Exercise details: Below are entries. Pull out all lines containing "content".

Figure data in JSON:
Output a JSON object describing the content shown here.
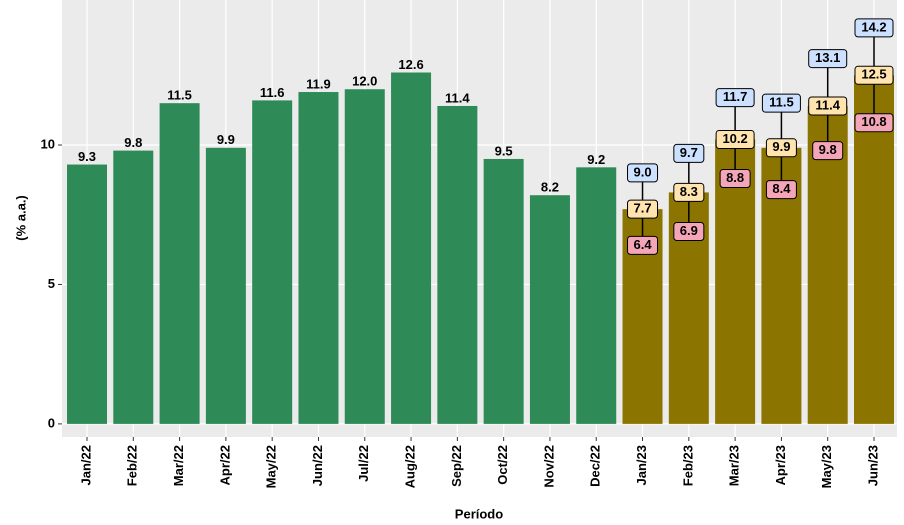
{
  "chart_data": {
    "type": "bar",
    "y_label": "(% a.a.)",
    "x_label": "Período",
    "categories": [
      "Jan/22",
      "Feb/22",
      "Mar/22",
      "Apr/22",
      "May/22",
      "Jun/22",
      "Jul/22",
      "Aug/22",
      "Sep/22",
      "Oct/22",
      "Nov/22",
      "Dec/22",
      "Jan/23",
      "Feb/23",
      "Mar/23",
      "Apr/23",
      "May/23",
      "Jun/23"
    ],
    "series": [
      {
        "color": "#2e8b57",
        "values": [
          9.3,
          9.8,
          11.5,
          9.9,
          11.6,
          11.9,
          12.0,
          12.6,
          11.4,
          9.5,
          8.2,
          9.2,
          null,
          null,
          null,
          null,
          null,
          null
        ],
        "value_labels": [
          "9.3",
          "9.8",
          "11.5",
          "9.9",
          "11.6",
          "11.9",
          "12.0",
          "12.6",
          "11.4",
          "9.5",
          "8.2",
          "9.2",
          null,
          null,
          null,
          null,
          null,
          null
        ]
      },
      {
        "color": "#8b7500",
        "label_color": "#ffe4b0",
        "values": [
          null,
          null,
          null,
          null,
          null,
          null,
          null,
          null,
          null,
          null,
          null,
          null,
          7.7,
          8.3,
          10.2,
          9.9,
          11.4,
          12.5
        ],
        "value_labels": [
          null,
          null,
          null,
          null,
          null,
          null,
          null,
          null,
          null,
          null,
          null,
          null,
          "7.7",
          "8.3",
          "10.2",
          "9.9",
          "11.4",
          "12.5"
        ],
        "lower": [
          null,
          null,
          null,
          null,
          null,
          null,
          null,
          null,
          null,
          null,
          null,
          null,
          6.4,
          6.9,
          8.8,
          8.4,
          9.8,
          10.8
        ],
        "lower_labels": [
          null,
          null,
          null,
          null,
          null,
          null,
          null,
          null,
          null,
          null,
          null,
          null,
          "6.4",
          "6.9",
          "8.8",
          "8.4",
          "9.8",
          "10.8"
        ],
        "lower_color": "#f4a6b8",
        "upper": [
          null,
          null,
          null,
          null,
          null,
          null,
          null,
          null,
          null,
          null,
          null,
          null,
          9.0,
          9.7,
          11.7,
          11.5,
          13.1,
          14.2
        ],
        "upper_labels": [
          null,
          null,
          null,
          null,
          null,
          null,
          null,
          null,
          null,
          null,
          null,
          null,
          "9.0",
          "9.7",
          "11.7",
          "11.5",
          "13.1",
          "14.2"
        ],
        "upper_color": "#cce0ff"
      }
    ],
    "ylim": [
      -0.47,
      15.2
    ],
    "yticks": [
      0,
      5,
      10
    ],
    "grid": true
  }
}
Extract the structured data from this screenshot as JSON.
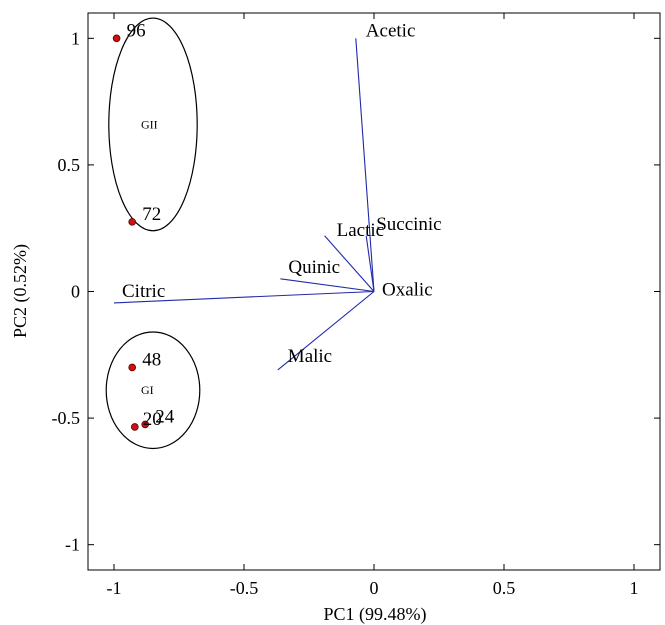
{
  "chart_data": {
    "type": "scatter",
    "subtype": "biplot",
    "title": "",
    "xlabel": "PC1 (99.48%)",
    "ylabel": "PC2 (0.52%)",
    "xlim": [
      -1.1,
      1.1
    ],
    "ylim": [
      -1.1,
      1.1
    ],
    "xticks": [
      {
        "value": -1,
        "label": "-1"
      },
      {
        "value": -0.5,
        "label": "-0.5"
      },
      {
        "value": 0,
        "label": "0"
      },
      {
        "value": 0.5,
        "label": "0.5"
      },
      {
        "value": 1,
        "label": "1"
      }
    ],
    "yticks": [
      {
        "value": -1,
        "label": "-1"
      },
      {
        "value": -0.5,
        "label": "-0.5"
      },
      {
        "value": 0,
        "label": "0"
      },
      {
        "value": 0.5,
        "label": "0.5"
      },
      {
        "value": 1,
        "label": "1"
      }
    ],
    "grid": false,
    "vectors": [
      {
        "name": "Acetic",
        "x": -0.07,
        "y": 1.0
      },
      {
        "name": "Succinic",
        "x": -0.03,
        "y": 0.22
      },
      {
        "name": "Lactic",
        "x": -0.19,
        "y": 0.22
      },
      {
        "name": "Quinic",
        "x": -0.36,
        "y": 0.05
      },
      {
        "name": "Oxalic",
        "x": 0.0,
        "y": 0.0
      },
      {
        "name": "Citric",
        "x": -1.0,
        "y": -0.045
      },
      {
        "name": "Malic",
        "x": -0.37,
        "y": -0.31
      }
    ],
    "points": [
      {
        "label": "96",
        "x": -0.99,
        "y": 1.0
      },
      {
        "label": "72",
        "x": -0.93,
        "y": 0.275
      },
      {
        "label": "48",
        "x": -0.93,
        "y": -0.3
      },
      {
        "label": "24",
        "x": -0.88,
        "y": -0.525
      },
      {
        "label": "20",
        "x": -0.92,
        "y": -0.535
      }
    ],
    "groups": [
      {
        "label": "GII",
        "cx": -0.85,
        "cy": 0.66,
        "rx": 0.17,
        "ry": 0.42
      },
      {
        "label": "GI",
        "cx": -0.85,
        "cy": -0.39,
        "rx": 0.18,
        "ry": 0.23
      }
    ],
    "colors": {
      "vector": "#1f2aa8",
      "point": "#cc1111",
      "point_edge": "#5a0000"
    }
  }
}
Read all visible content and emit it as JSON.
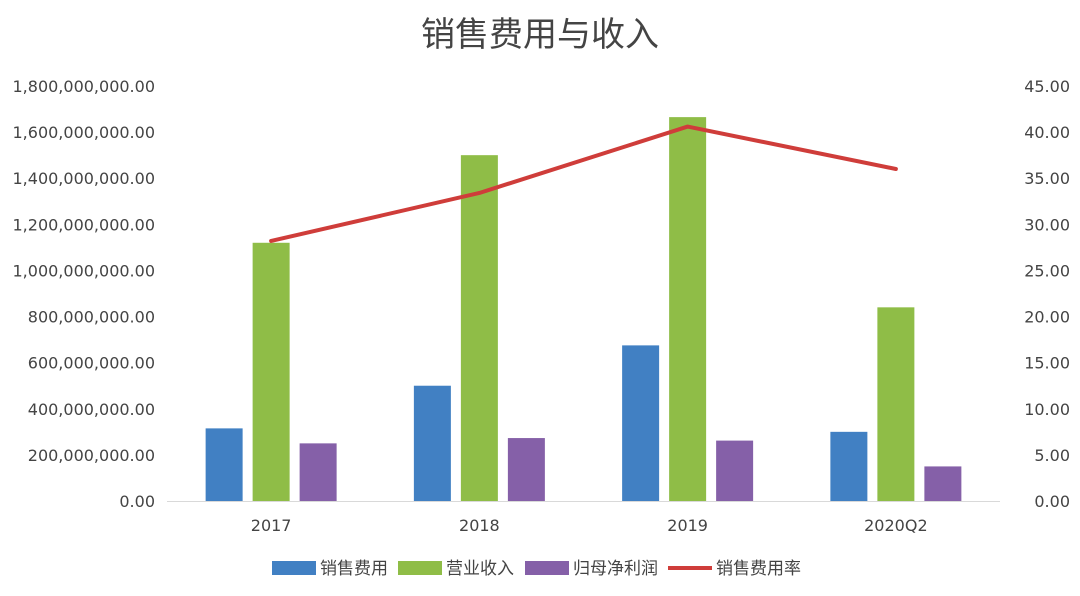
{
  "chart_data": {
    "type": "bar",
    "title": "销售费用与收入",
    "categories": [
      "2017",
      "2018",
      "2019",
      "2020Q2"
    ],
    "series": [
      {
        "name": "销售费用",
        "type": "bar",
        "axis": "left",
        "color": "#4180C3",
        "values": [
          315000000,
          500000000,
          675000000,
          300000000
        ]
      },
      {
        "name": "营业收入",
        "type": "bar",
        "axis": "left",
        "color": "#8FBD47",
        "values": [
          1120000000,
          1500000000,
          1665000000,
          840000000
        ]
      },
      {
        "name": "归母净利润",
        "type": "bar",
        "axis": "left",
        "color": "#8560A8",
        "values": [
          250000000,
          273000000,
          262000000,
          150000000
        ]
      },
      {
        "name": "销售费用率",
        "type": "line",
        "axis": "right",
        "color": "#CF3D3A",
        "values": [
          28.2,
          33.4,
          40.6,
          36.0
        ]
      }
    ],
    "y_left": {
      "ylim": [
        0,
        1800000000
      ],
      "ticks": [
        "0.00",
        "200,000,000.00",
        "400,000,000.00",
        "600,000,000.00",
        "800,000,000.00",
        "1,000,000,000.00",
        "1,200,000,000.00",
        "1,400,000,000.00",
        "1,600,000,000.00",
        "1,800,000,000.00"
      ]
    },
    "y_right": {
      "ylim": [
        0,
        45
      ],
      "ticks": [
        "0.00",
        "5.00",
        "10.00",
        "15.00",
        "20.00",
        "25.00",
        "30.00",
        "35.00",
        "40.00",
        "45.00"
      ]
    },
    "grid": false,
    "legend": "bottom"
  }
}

Completed task:
Output a JSON object describing the content shown here.
Read all visible content and emit it as JSON.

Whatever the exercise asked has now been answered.